Madame  is a 2017 French comedy-drama film directed by Amanda Sthers. The film is a satire of the class divide in today's Paris.

Plot

Anne and Bob, an American couple living in Paris, organize a dinner party and invite ten friends. Bob's son with another mother arrives by surprise and the total number of guests is now 13. The superstitious Anne asks her maid, Maria, to pretend to be a rich Spanish friend and join the table. Maria meets David, a well to do Irish art scholar. Bob’s son, who is not a fan of his stepmother Anne, tells David that Maria is actually royalty but will not admit it. They both like each other and start a relationship. When David tells Maria he knows who she really is, she believes he knows she is a maid. Anne is furious when she learns her maid has entered a relationship with David. Anne, who is not ashamed of her own classism, is herself worried that she has outgrown her role as a younger wife and takes the blooming relationship with her friend and maid personally.

Cast
 Harvey Keitel as Bob Fredericks
 Toni Collette as Anne Fredericks
 Rossy de Palma as Maria
 Michael Smiley as David Morgan
 Brendan Patricks as Toby
 Sonia Rolland as Marinette
 Stanislas Merhar as Antoine Bernard
 Sue Cann as Mandy
 Tom Hughes as Steven Fredericks
 Joséphine de La Baume as Fanny
 Ginnie Watson as Jane Millerton
 Tim Fellingham as Michael
 Violaine Gillibert as  Hélène Bernard
 Alex Vizorek as Jacques
 Ariane Seguillon as Josiane
 Salomé Partouche as Gabriella

Production
The film started shooting in Paris on 20 July 2016 for six weeks.

→ Aim
Reproduce the portion of the article on the film Madame that begins with the words containing "Anne and Bob, an" and ends with "and maid personally.". The data presented next originate from a separate source and are unrelated to the film article.

Boxed element entries:
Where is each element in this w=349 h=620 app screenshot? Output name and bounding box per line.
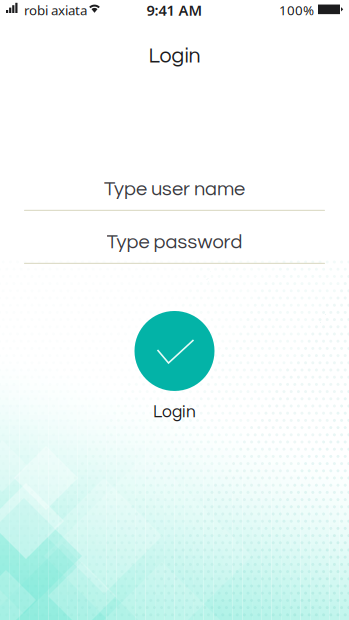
button[interactable]: Type password: [24, 232, 325, 264]
button[interactable]: Type user name: [24, 179, 325, 211]
staticText: Login: [153, 403, 196, 421]
button[interactable]: Login: [134, 311, 214, 421]
staticText: 100%: [279, 1, 314, 19]
staticText: Type user name: [104, 179, 245, 200]
staticText: Login: [148, 45, 200, 67]
staticText: Type password: [106, 232, 242, 253]
staticText: robi axiata: [24, 1, 87, 19]
staticText: 9:41 AM: [146, 0, 202, 20]
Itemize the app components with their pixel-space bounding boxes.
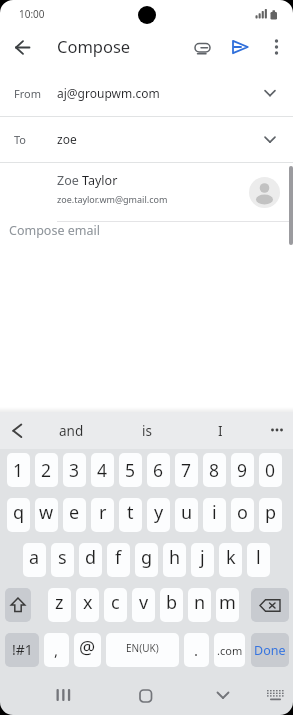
button[interactable]: e bbox=[63, 498, 86, 532]
button[interactable]: is bbox=[117, 412, 177, 449]
staticText: 3 bbox=[69, 458, 80, 482]
staticText: w bbox=[39, 500, 54, 525]
button[interactable]: To bbox=[0, 117, 293, 162]
staticText: p bbox=[265, 500, 277, 525]
staticText: f bbox=[115, 545, 122, 570]
button[interactable]: c bbox=[104, 588, 127, 622]
button[interactable]: q bbox=[7, 498, 30, 532]
button[interactable]: o bbox=[231, 498, 254, 532]
button[interactable]: Zoe Taylor bbox=[0, 163, 293, 221]
button[interactable]: u bbox=[175, 498, 198, 532]
button[interactable]: k bbox=[219, 543, 242, 577]
staticText: r bbox=[99, 500, 107, 525]
button[interactable]: 2 bbox=[35, 453, 58, 487]
staticText: and bbox=[59, 422, 84, 440]
button[interactable]: 1 bbox=[7, 453, 30, 487]
button[interactable]: and bbox=[41, 412, 101, 449]
button[interactable]: r bbox=[91, 498, 114, 532]
staticText: n bbox=[194, 590, 206, 615]
staticText: To bbox=[14, 132, 27, 147]
button[interactable]: x bbox=[76, 588, 99, 622]
staticText: t bbox=[127, 500, 134, 525]
button[interactable]: .com bbox=[214, 633, 245, 667]
button[interactable]: w bbox=[35, 498, 58, 532]
button[interactable]: 8 bbox=[203, 453, 226, 487]
button[interactable]: , bbox=[44, 633, 69, 667]
button[interactable] bbox=[260, 678, 292, 710]
button[interactable]: n bbox=[188, 588, 211, 622]
staticText: g bbox=[141, 545, 153, 570]
button[interactable]: 4 bbox=[91, 453, 114, 487]
button[interactable] bbox=[4, 414, 36, 446]
staticText: From bbox=[14, 86, 41, 101]
button[interactable]: a bbox=[23, 543, 46, 577]
staticText: 6 bbox=[153, 458, 164, 482]
staticText: y bbox=[154, 500, 164, 525]
button[interactable]: g bbox=[135, 543, 158, 577]
button[interactable] bbox=[48, 678, 80, 710]
staticText: 5 bbox=[125, 458, 136, 482]
button[interactable]: m bbox=[216, 588, 239, 622]
button[interactable]: 3 bbox=[63, 453, 86, 487]
button[interactable] bbox=[251, 588, 289, 622]
staticText: 1 bbox=[13, 458, 24, 482]
staticText: Done bbox=[254, 642, 286, 659]
staticText: Compose bbox=[57, 35, 131, 57]
button[interactable]: p bbox=[259, 498, 282, 532]
button[interactable]: b bbox=[160, 588, 183, 622]
button[interactable]: 0 bbox=[259, 453, 282, 487]
button[interactable]: 5 bbox=[119, 453, 142, 487]
button[interactable] bbox=[227, 33, 255, 61]
staticText: @ bbox=[79, 635, 96, 660]
button[interactable]: . bbox=[184, 633, 209, 667]
staticText: c bbox=[111, 590, 120, 615]
button[interactable]: EN(UK) bbox=[106, 633, 179, 667]
button[interactable]: i bbox=[203, 498, 226, 532]
staticText: q bbox=[13, 500, 25, 525]
button[interactable] bbox=[262, 33, 290, 61]
button[interactable]: 9 bbox=[231, 453, 254, 487]
staticText: 10:00 bbox=[19, 7, 45, 21]
staticText: b bbox=[166, 590, 178, 615]
button[interactable]: s bbox=[51, 543, 74, 577]
staticText: 4 bbox=[97, 458, 108, 482]
button[interactable] bbox=[261, 414, 293, 446]
button[interactable]: j bbox=[191, 543, 214, 577]
staticText: 2 bbox=[41, 458, 52, 482]
button[interactable]: l bbox=[247, 543, 270, 577]
button[interactable]: h bbox=[163, 543, 186, 577]
staticText: EN(UK) bbox=[126, 641, 159, 655]
staticText: o bbox=[237, 500, 248, 525]
staticText: 8 bbox=[209, 458, 220, 482]
button[interactable] bbox=[130, 678, 162, 710]
button[interactable]: f bbox=[107, 543, 130, 577]
button[interactable] bbox=[207, 678, 239, 710]
button[interactable]: !#1 bbox=[5, 633, 39, 667]
staticText: s bbox=[58, 545, 67, 570]
staticText: zoe.taylor.wm@gmail.com bbox=[57, 193, 168, 205]
staticText: , bbox=[54, 640, 59, 660]
staticText: 7 bbox=[181, 458, 192, 482]
button[interactable]: t bbox=[119, 498, 142, 532]
button[interactable] bbox=[188, 33, 216, 61]
button[interactable]: d bbox=[79, 543, 102, 577]
button[interactable]: I bbox=[190, 412, 250, 449]
staticText: m bbox=[219, 590, 236, 615]
staticText: l bbox=[256, 545, 261, 570]
button[interactable]: v bbox=[132, 588, 155, 622]
button[interactable]: 7 bbox=[175, 453, 198, 487]
button[interactable]: Done bbox=[251, 633, 289, 667]
button[interactable]: From bbox=[0, 75, 293, 112]
staticText: is bbox=[142, 422, 152, 440]
button[interactable]: Compose email bbox=[0, 222, 293, 250]
staticText: u bbox=[181, 500, 193, 525]
button[interactable]: @ bbox=[74, 633, 101, 667]
staticText: 0 bbox=[265, 458, 276, 482]
button[interactable] bbox=[5, 588, 31, 622]
staticText: !#1 bbox=[12, 640, 33, 659]
staticText: Compose email bbox=[9, 222, 100, 239]
button[interactable]: y bbox=[147, 498, 170, 532]
button[interactable]: 6 bbox=[147, 453, 170, 487]
button[interactable]: z bbox=[48, 588, 71, 622]
button[interactable] bbox=[8, 33, 36, 61]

→ Full solution
Anne and Bob, an American couple living in Paris, organize a dinner party and invite ten friends. Bob's son with another mother arrives by surprise and the total number of guests is now 13. The superstitious Anne asks her maid, Maria, to pretend to be a rich Spanish friend and join the table. Maria meets David, a well to do Irish art scholar. Bob’s son, who is not a fan of his stepmother Anne, tells David that Maria is actually royalty but will not admit it. They both like each other and start a relationship. When David tells Maria he knows who she really is, she believes he knows she is a maid. Anne is furious when she learns her maid has entered a relationship with David. Anne, who is not ashamed of her own classism, is herself worried that she has outgrown her role as a younger wife and takes the blooming relationship with her friend and maid personally.